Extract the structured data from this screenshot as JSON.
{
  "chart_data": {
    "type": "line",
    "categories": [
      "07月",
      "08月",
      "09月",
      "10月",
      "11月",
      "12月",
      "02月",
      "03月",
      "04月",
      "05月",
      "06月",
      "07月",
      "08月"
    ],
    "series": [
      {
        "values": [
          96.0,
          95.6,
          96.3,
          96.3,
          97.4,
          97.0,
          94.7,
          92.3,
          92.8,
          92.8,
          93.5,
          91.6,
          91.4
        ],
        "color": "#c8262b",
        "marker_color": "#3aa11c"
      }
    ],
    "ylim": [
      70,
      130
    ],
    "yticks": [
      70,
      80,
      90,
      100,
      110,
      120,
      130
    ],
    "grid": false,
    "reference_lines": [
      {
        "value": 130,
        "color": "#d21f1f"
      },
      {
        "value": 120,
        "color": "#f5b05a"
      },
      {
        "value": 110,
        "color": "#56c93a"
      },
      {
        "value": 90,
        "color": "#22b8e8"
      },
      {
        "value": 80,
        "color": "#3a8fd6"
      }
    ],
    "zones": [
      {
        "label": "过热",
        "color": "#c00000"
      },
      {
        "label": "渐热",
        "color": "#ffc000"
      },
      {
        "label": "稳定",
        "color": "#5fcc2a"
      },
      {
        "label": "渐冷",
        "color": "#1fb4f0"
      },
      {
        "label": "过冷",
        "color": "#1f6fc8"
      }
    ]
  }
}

WHAT TO DO:
Write out the full listing exactly as given.

ANSWER BELOW:
Extract the structured data from this screenshot as JSON.
{
  "chart_data": {
    "type": "line",
    "categories": [
      "07月",
      "08月",
      "09月",
      "10月",
      "11月",
      "12月",
      "02月",
      "03月",
      "04月",
      "05月",
      "06月",
      "07月",
      "08月"
    ],
    "series": [
      {
        "values": [
          96.0,
          95.6,
          96.3,
          96.3,
          97.4,
          97.0,
          94.7,
          92.3,
          92.8,
          92.8,
          93.5,
          91.6,
          91.4
        ],
        "color": "#c8262b",
        "marker_color": "#3aa11c"
      }
    ],
    "ylim": [
      70,
      130
    ],
    "yticks": [
      70,
      80,
      90,
      100,
      110,
      120,
      130
    ],
    "grid": false,
    "reference_lines": [
      {
        "value": 130,
        "color": "#d21f1f"
      },
      {
        "value": 120,
        "color": "#f5b05a"
      },
      {
        "value": 110,
        "color": "#56c93a"
      },
      {
        "value": 90,
        "color": "#22b8e8"
      },
      {
        "value": 80,
        "color": "#3a8fd6"
      }
    ],
    "zones": [
      {
        "label": "过热",
        "color": "#c00000"
      },
      {
        "label": "渐热",
        "color": "#ffc000"
      },
      {
        "label": "稳定",
        "color": "#5fcc2a"
      },
      {
        "label": "渐冷",
        "color": "#1fb4f0"
      },
      {
        "label": "过冷",
        "color": "#1f6fc8"
      }
    ]
  }
}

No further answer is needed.